**GOAL:** State how many lines of the entries below hold the word "candidate"; reply with nothing but the number.

─── MATERIAL PROVIDED

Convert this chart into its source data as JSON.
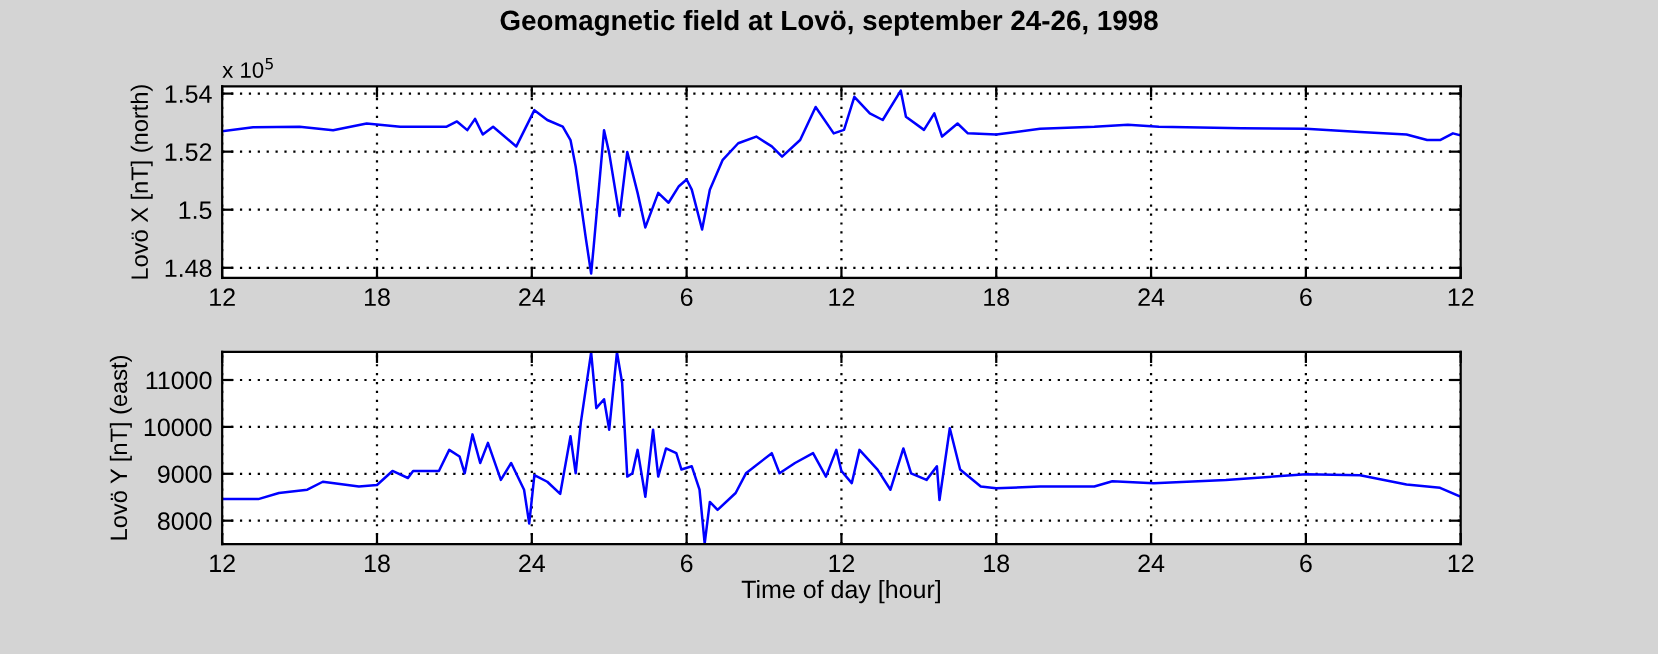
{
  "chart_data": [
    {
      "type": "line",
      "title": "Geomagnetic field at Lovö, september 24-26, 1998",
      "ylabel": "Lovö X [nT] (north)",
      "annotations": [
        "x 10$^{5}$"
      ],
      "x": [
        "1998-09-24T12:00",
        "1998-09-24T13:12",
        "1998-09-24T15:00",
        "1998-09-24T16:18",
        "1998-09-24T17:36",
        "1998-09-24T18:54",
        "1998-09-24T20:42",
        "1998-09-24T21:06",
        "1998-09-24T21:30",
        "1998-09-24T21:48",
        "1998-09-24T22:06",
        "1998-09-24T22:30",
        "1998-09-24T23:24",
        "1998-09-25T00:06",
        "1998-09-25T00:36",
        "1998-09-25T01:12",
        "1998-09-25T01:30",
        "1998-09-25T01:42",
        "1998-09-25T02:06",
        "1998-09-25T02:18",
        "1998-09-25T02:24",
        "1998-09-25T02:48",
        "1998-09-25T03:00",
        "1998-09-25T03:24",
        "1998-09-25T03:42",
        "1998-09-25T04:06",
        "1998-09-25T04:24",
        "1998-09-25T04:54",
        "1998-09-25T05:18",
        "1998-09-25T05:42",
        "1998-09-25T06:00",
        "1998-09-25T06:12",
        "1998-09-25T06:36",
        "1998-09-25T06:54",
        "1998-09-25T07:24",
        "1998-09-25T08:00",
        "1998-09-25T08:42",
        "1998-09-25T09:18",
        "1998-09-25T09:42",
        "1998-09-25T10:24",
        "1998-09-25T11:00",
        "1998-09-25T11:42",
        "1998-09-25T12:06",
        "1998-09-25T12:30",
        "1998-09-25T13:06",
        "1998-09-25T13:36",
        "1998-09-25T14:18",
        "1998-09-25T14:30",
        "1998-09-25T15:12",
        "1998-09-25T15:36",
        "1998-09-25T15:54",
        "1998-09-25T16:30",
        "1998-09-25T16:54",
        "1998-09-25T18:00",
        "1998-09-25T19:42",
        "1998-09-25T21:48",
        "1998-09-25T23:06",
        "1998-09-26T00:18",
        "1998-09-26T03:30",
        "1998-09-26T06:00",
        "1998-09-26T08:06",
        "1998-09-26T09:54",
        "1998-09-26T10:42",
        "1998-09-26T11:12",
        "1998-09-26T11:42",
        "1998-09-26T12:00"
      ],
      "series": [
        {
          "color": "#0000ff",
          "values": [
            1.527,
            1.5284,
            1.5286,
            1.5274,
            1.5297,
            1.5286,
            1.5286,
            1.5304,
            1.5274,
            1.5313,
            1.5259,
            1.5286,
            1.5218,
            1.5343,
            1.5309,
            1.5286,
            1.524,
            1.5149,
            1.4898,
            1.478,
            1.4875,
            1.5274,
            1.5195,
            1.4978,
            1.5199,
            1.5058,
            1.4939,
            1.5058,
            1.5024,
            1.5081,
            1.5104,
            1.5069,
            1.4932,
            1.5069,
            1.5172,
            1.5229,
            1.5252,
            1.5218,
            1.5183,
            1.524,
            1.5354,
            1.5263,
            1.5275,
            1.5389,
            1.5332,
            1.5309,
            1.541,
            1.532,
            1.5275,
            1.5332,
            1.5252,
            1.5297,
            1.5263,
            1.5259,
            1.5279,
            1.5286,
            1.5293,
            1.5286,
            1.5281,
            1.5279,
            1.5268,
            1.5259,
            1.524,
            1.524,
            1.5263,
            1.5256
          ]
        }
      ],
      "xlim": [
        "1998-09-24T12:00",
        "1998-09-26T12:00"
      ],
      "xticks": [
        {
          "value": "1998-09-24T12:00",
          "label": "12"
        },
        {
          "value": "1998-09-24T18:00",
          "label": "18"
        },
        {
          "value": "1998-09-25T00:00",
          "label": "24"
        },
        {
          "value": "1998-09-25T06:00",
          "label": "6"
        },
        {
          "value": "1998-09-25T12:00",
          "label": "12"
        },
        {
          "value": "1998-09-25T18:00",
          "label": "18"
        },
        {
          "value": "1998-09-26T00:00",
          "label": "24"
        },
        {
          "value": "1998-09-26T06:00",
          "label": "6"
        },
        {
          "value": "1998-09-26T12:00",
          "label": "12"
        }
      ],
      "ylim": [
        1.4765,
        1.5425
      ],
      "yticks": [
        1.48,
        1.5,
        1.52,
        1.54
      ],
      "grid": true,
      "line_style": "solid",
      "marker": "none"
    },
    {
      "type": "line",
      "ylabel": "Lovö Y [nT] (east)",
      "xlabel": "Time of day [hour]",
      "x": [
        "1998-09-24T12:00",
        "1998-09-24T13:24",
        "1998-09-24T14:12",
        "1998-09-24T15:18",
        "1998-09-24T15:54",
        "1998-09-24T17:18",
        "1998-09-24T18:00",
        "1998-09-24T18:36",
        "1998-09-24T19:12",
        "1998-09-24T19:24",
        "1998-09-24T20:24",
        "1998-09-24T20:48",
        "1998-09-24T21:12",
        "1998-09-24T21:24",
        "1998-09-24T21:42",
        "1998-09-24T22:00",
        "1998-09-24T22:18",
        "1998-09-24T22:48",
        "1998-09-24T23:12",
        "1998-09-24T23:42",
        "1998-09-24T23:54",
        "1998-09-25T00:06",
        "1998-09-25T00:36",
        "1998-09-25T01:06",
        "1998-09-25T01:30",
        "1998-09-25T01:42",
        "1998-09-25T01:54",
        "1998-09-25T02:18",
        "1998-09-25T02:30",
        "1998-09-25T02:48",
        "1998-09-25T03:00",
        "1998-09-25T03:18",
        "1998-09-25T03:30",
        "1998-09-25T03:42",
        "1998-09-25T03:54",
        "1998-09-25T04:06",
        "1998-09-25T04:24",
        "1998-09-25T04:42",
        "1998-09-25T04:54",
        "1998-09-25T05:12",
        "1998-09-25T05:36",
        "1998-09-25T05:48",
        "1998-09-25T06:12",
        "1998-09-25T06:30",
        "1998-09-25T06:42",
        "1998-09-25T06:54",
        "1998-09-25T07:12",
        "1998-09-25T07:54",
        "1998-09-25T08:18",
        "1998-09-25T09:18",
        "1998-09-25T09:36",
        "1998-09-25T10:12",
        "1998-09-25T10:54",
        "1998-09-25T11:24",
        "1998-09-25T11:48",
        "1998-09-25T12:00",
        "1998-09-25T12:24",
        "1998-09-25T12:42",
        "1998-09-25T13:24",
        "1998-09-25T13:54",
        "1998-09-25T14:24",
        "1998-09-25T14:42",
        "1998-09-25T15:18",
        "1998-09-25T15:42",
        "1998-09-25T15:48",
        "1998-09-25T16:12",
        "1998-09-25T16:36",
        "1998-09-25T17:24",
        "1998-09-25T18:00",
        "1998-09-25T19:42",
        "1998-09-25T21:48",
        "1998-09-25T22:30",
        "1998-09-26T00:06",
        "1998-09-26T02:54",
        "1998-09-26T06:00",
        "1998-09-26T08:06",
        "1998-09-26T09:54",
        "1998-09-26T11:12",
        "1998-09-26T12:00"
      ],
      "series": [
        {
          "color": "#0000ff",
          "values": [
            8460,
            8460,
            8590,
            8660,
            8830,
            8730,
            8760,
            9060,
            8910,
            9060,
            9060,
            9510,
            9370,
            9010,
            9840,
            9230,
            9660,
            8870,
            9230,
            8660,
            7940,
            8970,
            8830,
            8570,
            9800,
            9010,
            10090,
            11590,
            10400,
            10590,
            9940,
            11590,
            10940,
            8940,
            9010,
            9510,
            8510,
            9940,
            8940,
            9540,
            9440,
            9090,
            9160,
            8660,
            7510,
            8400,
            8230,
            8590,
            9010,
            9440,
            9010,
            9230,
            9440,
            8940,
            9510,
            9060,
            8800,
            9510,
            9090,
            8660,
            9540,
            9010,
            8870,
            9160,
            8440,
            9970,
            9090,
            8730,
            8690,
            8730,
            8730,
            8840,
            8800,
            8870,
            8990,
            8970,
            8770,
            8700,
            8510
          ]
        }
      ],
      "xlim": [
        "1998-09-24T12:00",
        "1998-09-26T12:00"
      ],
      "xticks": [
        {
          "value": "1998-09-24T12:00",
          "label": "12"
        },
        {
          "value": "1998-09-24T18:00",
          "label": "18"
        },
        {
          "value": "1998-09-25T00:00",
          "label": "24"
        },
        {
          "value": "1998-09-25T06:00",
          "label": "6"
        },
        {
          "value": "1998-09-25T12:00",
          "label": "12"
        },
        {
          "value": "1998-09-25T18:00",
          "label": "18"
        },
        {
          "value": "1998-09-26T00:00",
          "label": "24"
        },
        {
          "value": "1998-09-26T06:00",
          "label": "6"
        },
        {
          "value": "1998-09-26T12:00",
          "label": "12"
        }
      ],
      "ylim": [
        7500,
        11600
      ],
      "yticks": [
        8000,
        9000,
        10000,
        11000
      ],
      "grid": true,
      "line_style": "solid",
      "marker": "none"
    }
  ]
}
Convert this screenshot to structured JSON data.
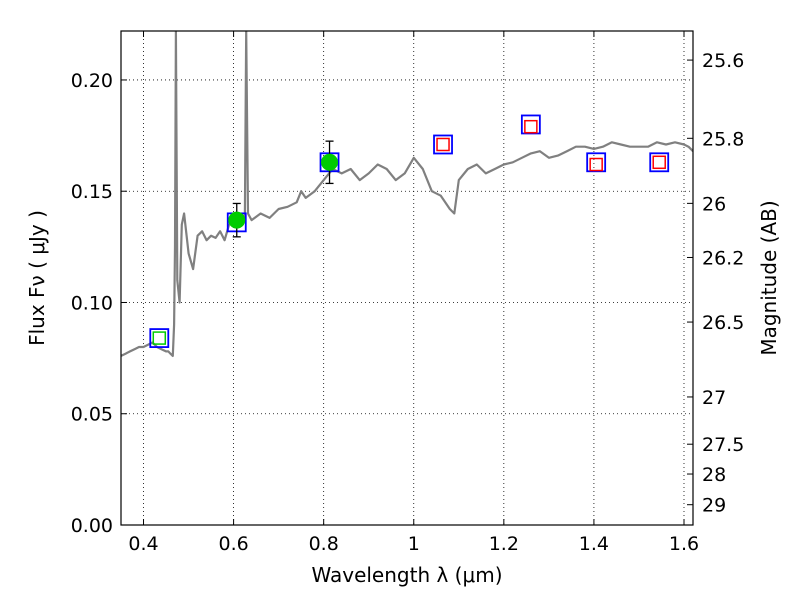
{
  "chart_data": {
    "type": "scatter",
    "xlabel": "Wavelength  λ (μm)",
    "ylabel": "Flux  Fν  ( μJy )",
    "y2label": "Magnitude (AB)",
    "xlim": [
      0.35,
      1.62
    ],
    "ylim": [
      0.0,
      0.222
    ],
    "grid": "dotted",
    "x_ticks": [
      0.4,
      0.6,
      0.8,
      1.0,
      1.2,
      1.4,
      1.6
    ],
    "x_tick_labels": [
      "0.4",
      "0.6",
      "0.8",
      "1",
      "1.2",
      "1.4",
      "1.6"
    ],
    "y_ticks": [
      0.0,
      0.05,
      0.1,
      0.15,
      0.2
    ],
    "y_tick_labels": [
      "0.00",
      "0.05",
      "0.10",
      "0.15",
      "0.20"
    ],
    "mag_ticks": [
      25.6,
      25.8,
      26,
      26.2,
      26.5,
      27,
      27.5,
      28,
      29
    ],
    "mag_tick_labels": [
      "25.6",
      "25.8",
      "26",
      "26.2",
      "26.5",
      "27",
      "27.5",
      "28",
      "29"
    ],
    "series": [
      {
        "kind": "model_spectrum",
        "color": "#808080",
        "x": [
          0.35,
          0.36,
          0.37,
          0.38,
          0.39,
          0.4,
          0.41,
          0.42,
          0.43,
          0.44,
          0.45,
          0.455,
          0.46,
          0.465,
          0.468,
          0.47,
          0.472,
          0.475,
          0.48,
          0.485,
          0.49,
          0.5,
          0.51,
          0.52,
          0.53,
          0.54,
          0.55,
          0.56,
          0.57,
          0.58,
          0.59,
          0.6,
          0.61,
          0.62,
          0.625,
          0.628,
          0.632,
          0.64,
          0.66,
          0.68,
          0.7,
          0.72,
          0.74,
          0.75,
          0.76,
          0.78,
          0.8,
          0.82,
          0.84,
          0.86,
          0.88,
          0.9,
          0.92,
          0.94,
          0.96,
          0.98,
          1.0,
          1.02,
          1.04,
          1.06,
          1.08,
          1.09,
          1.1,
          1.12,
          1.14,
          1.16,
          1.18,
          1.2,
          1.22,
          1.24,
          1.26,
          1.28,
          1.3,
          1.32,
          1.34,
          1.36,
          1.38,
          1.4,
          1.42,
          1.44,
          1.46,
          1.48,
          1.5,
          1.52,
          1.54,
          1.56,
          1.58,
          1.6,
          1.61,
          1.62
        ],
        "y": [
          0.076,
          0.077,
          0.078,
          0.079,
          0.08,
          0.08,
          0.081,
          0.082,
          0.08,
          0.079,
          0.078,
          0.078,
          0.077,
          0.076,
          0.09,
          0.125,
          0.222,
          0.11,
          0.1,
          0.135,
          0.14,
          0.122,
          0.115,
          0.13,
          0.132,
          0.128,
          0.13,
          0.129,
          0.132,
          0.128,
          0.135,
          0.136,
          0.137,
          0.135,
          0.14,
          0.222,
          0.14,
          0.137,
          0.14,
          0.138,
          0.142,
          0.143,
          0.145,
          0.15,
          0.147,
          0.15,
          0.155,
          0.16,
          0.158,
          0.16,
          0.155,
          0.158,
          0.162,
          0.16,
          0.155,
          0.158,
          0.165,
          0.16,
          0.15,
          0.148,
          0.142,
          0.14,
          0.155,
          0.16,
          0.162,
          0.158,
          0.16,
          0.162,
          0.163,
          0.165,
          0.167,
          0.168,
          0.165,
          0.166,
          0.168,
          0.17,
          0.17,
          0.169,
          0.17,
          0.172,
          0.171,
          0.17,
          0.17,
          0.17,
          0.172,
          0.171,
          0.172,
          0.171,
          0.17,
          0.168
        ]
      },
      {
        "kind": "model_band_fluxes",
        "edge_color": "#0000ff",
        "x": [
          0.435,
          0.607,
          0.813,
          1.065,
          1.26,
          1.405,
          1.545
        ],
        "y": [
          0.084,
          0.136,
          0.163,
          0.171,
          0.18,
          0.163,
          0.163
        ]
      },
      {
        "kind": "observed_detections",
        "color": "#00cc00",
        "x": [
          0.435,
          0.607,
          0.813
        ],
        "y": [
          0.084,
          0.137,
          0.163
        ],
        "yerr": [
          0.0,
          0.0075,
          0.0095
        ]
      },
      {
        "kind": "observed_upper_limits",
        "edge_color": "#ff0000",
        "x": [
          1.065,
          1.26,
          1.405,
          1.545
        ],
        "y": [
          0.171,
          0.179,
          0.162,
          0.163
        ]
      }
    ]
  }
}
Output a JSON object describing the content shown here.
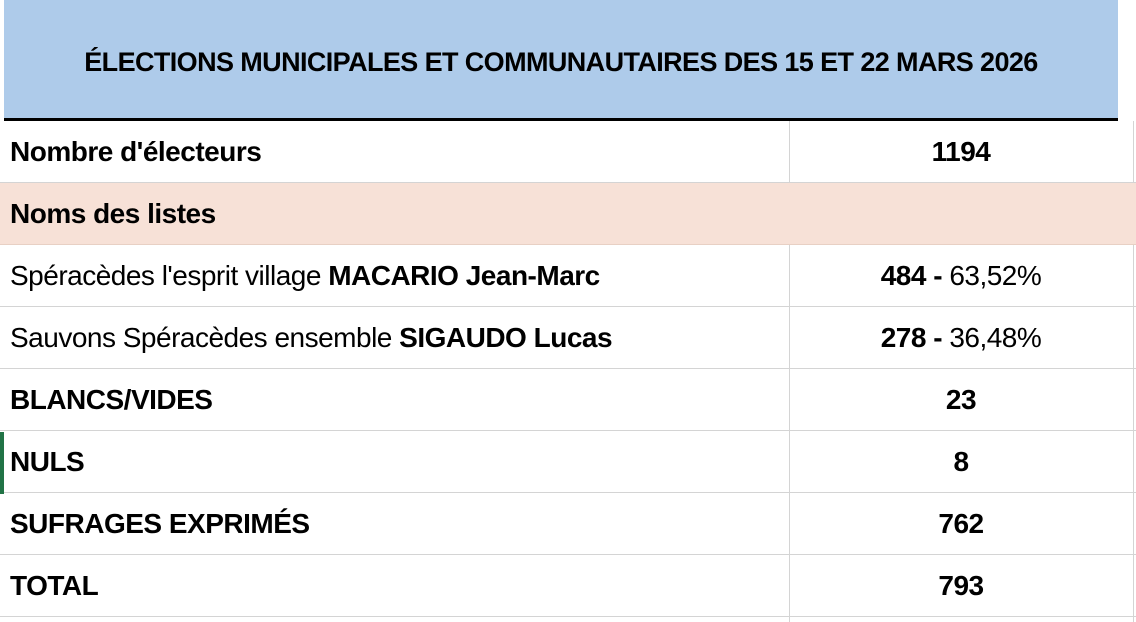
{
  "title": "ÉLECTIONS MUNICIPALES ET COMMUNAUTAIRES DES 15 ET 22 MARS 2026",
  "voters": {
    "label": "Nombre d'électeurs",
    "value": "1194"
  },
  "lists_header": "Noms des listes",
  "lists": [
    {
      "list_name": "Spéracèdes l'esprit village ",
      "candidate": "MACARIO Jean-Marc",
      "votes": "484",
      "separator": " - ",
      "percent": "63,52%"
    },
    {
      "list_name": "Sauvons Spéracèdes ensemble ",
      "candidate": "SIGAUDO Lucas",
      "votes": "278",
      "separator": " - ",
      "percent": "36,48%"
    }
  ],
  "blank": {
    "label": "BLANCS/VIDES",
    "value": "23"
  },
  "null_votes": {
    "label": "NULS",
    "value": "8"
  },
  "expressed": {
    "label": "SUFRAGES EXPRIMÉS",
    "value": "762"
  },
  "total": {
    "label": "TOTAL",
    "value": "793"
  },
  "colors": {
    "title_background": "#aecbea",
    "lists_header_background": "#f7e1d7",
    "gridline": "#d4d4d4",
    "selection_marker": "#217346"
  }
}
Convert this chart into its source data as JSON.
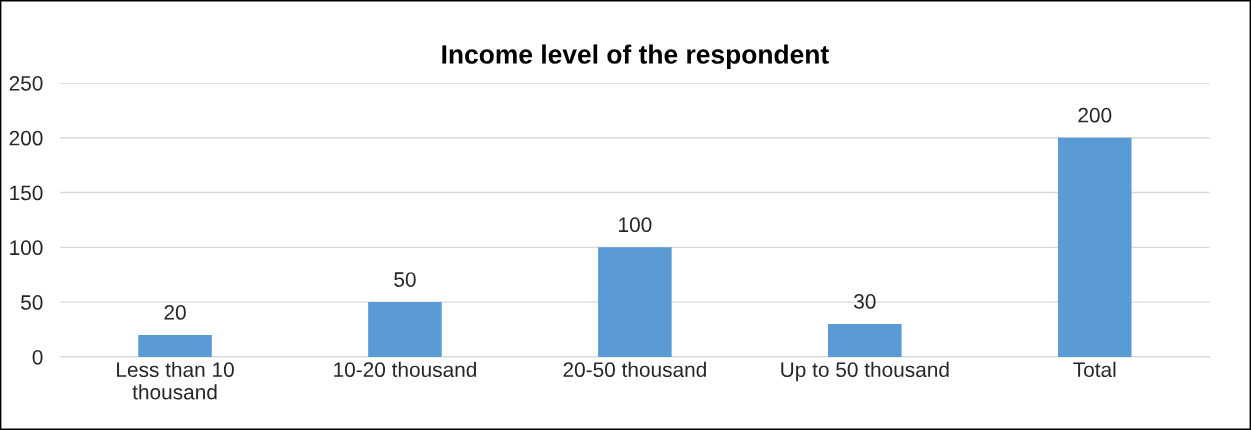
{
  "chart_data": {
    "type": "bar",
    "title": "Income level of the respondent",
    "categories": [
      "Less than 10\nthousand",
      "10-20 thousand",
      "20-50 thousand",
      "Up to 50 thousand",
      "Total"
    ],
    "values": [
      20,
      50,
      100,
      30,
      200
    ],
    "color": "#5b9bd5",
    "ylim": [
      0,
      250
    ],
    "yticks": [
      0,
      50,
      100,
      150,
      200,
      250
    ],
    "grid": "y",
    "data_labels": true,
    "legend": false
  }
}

──────

**SOLUTION TO THIS TASK:** 2